--- Begin ---

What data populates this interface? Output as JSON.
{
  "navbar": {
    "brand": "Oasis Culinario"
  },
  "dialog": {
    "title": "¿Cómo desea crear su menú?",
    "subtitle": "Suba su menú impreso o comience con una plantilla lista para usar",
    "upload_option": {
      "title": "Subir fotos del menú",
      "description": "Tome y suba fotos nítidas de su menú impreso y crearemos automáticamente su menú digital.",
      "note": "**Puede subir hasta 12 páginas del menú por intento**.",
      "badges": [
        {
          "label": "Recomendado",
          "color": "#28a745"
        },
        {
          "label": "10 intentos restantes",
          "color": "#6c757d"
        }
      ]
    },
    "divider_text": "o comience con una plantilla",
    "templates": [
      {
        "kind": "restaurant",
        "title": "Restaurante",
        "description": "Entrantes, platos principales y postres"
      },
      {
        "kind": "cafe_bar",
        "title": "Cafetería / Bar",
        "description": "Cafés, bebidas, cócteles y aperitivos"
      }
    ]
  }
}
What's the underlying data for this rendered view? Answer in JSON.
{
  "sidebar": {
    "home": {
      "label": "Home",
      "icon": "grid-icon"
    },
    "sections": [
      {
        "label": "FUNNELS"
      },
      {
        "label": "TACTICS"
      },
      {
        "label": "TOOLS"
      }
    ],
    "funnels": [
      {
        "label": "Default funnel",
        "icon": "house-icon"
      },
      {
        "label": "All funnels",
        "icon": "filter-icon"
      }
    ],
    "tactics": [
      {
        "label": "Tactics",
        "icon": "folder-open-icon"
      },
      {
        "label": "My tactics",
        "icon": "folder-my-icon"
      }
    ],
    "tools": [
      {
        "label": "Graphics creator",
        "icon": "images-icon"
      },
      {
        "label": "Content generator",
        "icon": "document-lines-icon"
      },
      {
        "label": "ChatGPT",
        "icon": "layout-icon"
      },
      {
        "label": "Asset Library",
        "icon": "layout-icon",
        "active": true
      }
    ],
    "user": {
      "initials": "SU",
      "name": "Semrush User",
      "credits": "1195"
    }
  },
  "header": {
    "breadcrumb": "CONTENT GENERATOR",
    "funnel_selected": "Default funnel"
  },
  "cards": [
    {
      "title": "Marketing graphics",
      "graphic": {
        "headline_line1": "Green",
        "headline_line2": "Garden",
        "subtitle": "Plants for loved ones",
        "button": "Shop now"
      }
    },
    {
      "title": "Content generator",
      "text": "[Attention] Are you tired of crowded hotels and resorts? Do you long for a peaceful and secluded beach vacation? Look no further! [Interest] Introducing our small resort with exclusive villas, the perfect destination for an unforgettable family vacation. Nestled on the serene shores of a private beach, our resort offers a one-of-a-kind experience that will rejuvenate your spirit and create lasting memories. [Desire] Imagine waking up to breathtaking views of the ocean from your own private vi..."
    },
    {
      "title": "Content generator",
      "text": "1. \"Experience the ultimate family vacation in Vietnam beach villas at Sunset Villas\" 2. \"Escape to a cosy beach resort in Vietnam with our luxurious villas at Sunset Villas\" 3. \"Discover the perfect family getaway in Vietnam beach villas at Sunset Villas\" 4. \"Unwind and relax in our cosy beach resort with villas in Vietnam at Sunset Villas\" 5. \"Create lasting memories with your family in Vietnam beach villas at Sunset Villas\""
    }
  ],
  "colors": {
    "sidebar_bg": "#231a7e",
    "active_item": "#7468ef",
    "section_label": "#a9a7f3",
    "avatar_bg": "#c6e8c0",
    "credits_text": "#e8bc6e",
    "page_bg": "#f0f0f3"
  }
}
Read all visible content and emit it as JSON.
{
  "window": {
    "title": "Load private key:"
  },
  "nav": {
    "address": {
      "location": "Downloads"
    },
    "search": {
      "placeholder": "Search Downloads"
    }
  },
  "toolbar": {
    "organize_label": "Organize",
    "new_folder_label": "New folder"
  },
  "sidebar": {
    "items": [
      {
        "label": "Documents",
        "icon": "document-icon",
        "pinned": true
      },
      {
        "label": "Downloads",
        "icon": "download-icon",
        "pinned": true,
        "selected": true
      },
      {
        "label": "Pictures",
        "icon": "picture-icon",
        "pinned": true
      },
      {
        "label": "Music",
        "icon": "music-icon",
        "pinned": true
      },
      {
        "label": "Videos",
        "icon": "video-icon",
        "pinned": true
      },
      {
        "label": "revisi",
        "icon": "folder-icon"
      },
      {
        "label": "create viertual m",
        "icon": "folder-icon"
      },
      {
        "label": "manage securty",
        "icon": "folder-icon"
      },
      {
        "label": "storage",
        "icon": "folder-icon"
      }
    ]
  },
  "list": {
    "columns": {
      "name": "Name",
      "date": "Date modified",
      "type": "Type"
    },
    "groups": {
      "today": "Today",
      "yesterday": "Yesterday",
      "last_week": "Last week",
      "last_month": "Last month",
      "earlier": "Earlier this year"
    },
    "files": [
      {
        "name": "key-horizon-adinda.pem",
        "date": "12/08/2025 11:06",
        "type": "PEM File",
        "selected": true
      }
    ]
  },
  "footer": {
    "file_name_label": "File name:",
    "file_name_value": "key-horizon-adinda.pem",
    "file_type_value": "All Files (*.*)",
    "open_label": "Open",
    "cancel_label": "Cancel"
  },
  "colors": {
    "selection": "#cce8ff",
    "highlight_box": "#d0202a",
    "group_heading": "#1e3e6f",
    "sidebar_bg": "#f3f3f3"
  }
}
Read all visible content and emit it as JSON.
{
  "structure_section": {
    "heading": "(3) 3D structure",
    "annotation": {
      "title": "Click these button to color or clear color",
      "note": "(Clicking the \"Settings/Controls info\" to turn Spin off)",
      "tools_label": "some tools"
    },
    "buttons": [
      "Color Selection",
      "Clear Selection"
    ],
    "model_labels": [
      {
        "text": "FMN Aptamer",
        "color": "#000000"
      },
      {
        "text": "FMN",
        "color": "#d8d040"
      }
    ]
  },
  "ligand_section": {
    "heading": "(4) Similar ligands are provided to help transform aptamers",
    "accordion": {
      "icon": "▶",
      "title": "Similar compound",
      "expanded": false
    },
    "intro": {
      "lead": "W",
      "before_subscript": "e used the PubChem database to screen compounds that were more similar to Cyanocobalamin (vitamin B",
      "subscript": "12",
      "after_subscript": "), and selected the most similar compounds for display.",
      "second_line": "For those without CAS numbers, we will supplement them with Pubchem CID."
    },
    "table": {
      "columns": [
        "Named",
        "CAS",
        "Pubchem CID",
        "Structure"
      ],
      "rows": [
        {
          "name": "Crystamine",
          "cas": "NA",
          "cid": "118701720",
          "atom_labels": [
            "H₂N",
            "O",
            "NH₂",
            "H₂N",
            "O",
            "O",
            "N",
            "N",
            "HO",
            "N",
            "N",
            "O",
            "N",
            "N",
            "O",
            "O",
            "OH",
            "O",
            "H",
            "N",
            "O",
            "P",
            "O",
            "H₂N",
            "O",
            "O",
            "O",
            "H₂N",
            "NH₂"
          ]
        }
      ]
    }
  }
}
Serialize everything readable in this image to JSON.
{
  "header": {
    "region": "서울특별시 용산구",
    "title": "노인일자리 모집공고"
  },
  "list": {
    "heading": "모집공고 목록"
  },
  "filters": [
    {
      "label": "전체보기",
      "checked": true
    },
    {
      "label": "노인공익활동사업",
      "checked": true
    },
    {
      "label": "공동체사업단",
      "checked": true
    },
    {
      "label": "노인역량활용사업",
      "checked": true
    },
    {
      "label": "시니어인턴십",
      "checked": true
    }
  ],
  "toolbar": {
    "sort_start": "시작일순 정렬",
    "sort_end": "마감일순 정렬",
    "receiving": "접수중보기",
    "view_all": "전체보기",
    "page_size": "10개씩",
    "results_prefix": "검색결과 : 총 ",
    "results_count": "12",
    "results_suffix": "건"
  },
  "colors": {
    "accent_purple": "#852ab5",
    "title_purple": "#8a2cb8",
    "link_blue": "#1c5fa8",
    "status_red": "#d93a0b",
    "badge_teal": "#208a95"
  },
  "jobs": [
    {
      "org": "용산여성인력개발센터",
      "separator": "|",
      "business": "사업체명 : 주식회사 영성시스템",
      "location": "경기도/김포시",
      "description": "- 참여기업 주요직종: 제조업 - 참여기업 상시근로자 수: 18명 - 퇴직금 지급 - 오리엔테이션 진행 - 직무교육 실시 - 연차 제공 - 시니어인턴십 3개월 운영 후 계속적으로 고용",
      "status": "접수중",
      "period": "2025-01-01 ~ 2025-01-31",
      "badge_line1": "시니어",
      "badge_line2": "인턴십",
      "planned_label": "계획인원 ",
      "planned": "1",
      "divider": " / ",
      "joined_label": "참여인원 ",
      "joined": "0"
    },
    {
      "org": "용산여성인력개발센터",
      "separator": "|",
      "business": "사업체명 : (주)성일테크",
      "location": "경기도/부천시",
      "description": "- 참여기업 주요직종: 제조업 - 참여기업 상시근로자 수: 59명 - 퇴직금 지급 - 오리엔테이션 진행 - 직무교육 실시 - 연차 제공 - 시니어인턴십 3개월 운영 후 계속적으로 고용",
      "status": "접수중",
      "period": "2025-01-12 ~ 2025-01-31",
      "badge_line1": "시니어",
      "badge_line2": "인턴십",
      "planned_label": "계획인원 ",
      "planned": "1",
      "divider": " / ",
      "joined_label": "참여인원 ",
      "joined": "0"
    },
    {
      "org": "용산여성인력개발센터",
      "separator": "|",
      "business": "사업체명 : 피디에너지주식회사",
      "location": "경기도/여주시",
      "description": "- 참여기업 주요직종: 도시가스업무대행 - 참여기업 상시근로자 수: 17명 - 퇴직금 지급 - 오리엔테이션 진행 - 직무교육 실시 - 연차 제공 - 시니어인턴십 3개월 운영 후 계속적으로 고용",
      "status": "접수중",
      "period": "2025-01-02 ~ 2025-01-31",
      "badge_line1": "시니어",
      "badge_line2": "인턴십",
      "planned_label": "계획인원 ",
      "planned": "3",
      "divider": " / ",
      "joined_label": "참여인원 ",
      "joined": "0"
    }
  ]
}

--- End ---

WRITTEN PROBLEM: Using the data above, copy each line that contains "참여기업".

TASK RESULT:
      "description": "- 참여기업 주요직종: 제조업 - 참여기업 상시근로자 수: 18명 - 퇴직금 지급 - 오리엔테이션 진행 - 직무교육 실시 - 연차 제공 - 시니어인턴십 3개월 운영 후 계속적으로 고용",
      "description": "- 참여기업 주요직종: 제조업 - 참여기업 상시근로자 수: 59명 - 퇴직금 지급 - 오리엔테이션 진행 - 직무교육 실시 - 연차 제공 - 시니어인턴십 3개월 운영 후 계속적으로 고용",
      "description": "- 참여기업 주요직종: 도시가스업무대행 - 참여기업 상시근로자 수: 17명 - 퇴직금 지급 - 오리엔테이션 진행 - 직무교육 실시 - 연차 제공 - 시니어인턴십 3개월 운영 후 계속적으로 고용",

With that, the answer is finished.